-- Data supplied --
** start **

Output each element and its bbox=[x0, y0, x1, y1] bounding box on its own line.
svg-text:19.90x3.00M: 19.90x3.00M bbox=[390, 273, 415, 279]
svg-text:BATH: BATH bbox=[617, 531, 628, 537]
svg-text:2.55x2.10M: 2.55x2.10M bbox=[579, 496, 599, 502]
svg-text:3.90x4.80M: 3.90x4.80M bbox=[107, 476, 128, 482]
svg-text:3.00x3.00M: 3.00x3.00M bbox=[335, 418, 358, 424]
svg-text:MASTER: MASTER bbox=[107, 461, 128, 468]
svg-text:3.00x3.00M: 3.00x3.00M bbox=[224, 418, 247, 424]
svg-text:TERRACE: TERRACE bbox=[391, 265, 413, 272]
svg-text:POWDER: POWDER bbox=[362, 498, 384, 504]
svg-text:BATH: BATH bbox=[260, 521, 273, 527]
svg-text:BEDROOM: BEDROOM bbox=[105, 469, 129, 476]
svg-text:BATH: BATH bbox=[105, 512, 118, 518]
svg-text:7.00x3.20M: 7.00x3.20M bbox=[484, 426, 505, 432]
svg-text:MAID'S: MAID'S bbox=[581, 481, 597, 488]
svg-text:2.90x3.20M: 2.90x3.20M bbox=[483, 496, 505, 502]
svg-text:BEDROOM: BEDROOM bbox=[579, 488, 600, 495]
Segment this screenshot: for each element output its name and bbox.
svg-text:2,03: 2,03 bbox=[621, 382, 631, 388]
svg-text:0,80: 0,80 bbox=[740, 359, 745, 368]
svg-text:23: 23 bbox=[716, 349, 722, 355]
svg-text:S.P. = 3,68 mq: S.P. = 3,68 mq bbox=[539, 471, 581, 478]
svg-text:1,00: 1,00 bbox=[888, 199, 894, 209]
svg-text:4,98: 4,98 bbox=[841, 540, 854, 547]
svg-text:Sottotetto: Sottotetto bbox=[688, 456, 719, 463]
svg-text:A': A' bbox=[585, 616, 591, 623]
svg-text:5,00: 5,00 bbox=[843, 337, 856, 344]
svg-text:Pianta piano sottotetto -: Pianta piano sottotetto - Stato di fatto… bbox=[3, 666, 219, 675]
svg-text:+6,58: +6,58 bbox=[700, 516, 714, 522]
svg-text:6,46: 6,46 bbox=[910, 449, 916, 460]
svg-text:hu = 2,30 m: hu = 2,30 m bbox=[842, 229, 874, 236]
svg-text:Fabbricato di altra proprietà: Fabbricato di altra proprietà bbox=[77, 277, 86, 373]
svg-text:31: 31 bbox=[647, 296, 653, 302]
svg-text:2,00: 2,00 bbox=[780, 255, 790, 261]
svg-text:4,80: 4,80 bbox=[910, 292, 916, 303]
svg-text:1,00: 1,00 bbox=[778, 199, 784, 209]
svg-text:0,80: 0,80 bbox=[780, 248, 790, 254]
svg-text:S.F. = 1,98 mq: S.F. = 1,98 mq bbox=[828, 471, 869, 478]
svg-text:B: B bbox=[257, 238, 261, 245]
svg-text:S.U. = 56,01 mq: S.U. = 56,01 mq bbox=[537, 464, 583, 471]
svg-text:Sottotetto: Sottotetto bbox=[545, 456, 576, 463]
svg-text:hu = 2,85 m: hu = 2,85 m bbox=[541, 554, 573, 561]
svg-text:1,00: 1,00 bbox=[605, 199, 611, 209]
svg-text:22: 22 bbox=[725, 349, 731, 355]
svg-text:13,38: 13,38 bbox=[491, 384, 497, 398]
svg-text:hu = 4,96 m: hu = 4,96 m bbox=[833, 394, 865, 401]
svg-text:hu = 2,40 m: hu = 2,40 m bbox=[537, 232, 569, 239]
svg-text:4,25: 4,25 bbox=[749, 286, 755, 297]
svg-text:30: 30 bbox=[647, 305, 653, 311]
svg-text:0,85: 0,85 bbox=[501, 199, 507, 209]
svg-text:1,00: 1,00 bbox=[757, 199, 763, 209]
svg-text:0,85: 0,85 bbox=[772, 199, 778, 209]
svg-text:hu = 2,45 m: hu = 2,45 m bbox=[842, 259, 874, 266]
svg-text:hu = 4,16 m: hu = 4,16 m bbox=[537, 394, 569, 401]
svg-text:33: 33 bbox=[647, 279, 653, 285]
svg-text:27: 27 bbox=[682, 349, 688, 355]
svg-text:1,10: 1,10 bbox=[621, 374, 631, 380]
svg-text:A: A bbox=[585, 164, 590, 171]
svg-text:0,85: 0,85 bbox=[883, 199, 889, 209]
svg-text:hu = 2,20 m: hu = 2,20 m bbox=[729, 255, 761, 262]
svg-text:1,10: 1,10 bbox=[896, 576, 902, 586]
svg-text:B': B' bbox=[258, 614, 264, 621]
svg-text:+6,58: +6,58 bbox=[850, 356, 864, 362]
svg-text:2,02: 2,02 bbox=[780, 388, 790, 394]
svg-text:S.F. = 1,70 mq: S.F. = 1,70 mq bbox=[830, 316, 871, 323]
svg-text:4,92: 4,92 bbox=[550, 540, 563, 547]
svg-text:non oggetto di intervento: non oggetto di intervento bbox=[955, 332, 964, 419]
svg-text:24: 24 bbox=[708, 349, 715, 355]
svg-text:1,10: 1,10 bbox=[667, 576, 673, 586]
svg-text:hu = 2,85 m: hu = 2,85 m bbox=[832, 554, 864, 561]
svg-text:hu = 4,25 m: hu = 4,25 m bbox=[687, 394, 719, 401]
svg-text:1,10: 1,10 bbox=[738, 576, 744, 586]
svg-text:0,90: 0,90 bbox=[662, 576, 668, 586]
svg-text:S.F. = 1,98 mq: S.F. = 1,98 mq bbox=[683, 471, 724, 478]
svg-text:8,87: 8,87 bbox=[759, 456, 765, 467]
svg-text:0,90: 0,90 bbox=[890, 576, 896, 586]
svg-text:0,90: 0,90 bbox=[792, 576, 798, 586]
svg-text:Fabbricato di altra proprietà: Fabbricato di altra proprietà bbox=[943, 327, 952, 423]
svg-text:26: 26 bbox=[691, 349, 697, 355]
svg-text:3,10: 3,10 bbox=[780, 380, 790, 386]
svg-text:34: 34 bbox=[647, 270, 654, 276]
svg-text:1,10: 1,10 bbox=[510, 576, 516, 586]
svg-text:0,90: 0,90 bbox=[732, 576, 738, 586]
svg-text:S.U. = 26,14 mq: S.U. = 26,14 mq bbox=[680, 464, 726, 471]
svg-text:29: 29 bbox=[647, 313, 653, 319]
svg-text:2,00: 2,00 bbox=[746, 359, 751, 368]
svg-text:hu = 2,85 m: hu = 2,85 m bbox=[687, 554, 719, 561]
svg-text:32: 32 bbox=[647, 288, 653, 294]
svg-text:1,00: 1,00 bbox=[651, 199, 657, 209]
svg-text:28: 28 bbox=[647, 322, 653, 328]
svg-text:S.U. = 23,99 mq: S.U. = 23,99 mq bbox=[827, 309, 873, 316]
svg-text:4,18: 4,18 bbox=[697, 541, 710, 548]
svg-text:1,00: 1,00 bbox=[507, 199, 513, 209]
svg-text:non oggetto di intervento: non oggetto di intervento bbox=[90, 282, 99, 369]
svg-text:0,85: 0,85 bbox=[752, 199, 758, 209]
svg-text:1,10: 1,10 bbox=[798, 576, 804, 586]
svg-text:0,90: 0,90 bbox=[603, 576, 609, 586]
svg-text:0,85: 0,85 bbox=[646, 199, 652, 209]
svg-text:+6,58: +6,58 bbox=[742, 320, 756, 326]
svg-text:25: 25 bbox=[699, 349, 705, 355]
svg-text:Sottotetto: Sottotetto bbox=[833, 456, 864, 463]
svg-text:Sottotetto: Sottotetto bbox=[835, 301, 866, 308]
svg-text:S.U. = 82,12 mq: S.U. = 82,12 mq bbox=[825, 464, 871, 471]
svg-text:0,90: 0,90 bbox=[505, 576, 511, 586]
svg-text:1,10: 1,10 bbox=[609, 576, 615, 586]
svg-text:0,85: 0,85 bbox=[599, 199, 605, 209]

** end **

-- What the task requires --
Retype the entries above word for word, from the first line through the line that contains "svg-text:2.55x2.10M: 2.55x2.10M bbox=[579, 496, 599, 502]".

-- Full response --
Output each element and its bbox=[x0, y0, x1, y1] bounding box on its own line.
svg-text:19.90x3.00M: 19.90x3.00M bbox=[390, 273, 415, 279]
svg-text:BATH: BATH bbox=[617, 531, 628, 537]
svg-text:2.55x2.10M: 2.55x2.10M bbox=[579, 496, 599, 502]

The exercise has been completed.